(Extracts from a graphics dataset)
★ ★ ★ ★ ★
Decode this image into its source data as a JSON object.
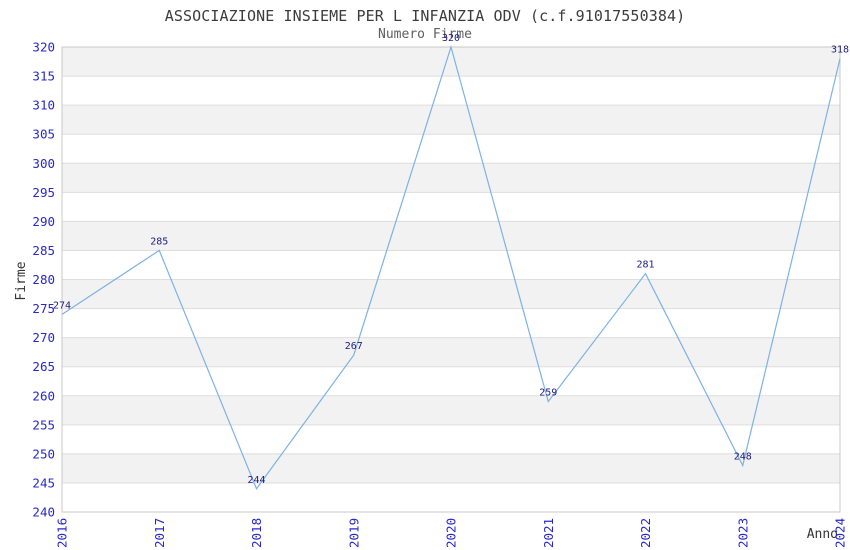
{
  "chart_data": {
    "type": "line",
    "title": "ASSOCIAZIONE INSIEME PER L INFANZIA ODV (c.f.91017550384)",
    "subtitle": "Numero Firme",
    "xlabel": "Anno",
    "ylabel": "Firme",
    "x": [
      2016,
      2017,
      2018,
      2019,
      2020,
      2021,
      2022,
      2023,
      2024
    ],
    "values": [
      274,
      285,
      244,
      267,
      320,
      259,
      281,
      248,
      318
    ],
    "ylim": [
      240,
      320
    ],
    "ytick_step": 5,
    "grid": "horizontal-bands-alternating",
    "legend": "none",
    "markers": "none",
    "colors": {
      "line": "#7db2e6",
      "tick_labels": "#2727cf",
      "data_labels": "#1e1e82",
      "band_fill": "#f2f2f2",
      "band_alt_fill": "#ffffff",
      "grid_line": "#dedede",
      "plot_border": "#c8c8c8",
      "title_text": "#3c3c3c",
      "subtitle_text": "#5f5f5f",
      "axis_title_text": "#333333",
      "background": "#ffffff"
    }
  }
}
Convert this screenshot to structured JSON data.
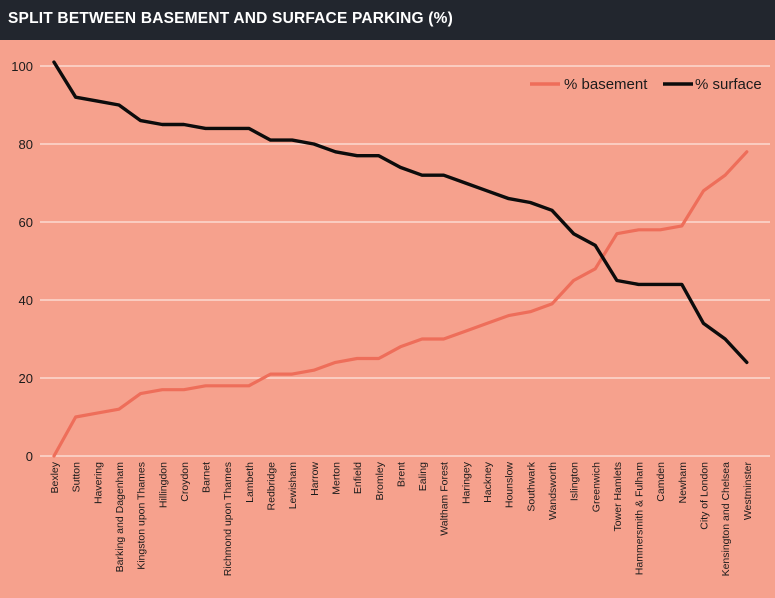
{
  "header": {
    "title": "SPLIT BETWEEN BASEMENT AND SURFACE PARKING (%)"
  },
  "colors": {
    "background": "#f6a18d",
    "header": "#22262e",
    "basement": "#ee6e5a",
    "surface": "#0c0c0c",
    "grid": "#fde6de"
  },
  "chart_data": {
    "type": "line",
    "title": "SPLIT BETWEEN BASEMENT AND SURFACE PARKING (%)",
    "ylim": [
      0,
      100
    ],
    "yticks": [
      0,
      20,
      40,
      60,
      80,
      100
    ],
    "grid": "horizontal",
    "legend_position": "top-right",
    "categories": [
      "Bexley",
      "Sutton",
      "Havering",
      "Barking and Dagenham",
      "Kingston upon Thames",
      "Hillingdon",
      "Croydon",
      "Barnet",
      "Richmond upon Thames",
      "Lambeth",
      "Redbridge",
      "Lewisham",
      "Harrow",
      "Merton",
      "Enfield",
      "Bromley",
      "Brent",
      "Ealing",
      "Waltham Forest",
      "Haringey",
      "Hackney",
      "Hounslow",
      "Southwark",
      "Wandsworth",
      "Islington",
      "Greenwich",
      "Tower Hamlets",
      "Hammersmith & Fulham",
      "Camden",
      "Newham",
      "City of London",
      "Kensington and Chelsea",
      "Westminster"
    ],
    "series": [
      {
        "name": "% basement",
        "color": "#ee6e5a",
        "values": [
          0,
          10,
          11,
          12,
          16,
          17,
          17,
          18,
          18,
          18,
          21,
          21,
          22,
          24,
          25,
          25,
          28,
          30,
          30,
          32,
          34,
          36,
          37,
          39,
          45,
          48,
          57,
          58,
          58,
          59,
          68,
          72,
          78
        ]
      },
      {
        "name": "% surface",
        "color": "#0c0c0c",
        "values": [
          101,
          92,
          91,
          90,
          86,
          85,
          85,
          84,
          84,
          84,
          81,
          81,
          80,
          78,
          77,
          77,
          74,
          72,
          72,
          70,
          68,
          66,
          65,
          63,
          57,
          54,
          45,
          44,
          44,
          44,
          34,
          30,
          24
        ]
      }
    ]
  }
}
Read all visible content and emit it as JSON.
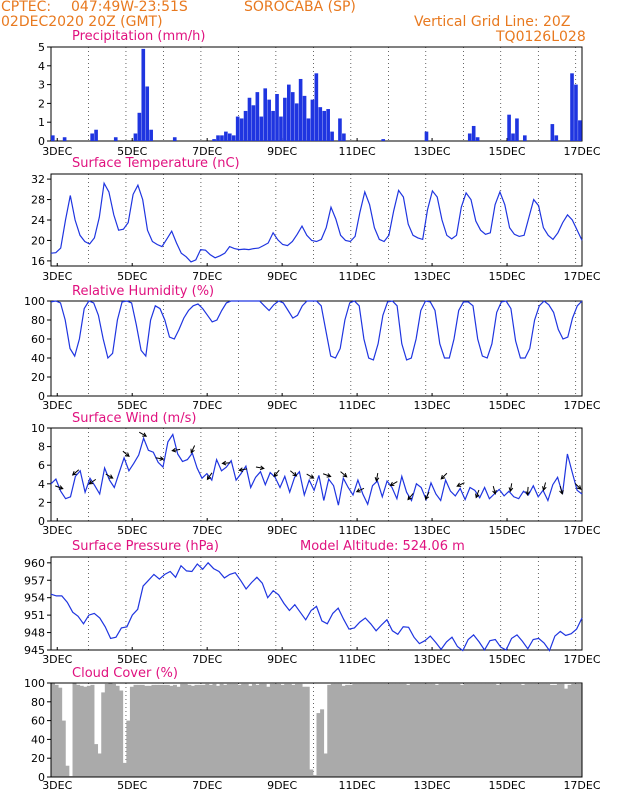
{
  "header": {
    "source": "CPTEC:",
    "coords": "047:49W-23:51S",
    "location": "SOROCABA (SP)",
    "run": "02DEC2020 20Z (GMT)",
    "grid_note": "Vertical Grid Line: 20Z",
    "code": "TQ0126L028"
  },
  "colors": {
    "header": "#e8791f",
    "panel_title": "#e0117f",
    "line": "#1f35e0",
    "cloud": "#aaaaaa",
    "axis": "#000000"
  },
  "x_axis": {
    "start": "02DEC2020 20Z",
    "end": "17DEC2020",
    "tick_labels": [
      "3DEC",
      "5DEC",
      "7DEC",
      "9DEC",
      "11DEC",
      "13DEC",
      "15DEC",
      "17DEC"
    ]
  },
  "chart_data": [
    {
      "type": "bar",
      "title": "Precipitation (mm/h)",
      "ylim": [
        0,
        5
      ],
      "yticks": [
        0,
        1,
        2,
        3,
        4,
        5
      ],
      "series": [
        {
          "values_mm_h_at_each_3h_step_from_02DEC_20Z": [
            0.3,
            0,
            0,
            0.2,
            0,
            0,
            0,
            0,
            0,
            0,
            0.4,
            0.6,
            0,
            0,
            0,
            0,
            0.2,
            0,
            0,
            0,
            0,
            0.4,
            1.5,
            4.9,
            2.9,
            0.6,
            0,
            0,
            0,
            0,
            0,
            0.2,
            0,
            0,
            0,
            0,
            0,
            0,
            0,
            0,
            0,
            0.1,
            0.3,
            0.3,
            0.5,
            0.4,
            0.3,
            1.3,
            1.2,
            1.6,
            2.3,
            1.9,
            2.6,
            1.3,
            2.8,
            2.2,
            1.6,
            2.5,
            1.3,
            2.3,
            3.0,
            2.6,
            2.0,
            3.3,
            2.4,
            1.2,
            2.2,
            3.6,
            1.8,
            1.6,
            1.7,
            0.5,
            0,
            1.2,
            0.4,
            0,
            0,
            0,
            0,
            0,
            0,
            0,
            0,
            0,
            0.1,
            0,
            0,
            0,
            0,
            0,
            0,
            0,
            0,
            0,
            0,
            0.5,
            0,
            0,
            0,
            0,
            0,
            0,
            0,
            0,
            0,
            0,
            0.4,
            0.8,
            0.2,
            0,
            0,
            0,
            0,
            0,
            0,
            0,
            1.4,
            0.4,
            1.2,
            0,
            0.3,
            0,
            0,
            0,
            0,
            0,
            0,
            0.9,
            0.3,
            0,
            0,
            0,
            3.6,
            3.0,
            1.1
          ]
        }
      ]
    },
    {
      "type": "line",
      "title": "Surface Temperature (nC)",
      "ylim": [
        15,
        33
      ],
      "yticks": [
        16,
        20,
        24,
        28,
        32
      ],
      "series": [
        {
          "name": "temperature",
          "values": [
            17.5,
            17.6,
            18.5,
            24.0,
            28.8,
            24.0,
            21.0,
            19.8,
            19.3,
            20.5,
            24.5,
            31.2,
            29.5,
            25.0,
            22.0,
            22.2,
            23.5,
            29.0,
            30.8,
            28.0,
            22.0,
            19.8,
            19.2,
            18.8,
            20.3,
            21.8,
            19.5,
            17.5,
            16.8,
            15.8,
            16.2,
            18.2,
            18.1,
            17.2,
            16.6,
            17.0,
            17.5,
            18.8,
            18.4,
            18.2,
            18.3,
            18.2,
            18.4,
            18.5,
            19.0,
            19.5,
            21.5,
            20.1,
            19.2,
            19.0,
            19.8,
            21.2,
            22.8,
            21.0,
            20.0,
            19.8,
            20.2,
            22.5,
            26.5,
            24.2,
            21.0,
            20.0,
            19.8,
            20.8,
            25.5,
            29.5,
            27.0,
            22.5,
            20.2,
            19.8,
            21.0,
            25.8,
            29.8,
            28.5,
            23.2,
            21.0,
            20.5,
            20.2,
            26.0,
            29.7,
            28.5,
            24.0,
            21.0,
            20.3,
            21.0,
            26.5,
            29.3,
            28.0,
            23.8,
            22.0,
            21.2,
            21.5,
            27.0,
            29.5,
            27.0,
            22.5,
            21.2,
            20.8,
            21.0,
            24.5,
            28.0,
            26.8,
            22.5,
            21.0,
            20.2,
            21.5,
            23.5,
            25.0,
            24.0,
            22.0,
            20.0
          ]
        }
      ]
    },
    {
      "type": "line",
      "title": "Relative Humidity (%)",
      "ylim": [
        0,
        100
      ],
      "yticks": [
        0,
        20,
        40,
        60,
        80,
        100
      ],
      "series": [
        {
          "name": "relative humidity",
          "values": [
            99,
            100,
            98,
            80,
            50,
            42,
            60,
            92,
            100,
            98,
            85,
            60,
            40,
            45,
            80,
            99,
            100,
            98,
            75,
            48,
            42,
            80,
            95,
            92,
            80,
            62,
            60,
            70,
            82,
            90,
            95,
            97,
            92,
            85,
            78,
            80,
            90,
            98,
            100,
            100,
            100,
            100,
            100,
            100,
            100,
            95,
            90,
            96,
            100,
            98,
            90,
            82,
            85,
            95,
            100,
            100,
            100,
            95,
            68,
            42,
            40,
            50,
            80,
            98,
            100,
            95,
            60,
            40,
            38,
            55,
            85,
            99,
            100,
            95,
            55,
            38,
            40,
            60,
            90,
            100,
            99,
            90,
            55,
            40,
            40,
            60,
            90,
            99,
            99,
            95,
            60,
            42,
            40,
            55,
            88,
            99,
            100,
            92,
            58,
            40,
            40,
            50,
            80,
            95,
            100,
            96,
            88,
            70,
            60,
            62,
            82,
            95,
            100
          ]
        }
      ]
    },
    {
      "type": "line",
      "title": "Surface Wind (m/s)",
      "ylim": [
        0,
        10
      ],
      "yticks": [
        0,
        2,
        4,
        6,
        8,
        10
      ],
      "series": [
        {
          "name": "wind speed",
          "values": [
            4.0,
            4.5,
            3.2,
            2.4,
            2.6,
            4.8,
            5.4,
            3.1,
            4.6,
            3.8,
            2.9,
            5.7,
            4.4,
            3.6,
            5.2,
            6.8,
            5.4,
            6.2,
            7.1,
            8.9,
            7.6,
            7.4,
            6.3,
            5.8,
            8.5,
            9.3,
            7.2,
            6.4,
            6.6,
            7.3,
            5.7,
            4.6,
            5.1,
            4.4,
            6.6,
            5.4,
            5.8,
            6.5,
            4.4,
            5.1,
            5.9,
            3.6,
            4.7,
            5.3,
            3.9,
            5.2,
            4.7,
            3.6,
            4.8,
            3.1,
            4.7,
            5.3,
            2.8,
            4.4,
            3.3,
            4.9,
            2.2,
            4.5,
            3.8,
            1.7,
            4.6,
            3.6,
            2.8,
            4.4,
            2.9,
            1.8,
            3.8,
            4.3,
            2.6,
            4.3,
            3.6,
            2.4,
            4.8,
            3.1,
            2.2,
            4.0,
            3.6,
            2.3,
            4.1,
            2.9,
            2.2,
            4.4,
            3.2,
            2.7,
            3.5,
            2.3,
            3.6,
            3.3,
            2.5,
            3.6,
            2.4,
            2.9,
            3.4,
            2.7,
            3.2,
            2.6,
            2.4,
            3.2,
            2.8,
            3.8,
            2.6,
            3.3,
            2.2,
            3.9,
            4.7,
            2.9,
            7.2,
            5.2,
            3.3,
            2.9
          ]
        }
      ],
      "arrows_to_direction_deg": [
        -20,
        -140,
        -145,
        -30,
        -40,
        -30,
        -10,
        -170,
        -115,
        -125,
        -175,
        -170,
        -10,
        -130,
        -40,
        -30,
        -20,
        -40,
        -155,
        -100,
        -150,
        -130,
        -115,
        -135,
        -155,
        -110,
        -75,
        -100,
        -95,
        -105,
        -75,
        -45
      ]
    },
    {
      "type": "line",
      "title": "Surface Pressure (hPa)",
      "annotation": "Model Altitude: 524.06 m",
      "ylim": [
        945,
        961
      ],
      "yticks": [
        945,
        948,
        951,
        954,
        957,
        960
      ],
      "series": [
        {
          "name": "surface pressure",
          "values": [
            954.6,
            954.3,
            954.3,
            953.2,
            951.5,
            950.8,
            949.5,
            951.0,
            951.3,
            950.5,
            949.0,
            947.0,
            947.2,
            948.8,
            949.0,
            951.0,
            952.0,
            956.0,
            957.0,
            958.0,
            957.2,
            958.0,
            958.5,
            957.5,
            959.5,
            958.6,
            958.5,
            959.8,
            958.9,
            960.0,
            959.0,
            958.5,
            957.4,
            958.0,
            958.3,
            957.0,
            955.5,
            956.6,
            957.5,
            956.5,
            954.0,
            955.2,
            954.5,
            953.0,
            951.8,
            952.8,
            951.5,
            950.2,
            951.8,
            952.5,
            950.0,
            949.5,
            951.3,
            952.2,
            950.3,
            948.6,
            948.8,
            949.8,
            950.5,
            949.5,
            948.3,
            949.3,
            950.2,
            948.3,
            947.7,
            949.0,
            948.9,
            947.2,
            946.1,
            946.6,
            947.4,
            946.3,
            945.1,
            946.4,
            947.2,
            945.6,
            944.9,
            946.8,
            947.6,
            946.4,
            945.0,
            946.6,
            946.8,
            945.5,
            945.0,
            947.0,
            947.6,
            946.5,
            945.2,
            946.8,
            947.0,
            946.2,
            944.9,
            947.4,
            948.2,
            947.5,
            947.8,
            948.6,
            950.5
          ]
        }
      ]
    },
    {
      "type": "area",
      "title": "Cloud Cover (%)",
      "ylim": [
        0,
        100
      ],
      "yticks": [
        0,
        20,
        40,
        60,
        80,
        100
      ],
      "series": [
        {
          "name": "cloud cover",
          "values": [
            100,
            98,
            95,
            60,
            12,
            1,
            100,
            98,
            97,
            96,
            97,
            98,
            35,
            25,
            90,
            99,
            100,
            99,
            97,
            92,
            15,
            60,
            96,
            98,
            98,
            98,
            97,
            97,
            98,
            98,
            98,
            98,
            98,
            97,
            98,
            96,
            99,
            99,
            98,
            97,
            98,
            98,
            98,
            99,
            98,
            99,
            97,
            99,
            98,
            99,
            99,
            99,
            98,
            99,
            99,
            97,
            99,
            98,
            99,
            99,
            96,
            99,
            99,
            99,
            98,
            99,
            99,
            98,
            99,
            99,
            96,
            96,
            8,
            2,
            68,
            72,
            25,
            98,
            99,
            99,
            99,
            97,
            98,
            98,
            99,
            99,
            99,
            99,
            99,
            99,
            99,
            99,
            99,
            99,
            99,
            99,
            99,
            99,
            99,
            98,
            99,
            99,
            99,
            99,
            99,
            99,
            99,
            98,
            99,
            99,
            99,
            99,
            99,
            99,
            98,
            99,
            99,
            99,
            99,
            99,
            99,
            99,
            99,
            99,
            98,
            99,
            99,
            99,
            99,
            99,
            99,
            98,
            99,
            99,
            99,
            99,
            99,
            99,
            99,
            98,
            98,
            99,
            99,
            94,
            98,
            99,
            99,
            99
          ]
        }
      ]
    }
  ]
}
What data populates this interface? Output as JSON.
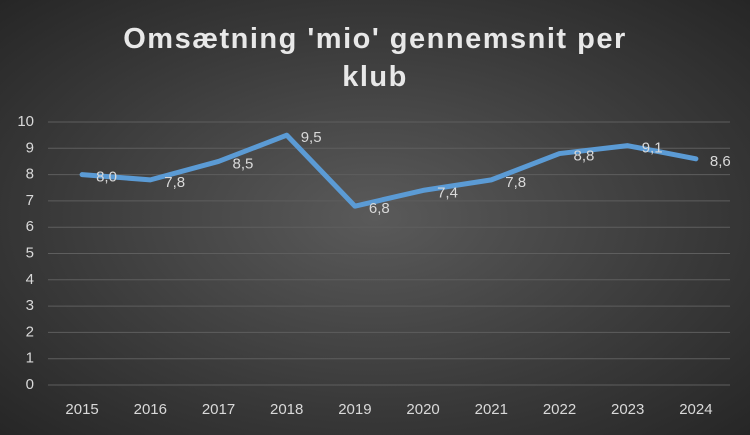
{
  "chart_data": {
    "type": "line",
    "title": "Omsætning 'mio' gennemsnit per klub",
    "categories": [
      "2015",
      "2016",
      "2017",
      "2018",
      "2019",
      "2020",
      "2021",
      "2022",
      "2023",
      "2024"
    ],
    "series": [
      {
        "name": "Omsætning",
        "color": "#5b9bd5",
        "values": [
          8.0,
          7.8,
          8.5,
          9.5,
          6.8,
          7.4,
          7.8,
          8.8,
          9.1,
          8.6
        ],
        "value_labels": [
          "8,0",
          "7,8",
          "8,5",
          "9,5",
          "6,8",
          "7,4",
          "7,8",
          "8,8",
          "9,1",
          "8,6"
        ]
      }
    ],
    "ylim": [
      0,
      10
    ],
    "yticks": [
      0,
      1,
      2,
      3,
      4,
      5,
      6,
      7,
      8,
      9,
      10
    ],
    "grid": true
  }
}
★ ★ ★ ★ ★
Required task> Look through the listing above. Pick out each line with "upon" and copy it.

Result for this exercise>
      "Kingston upon Thames",
      "Richmond upon Thames",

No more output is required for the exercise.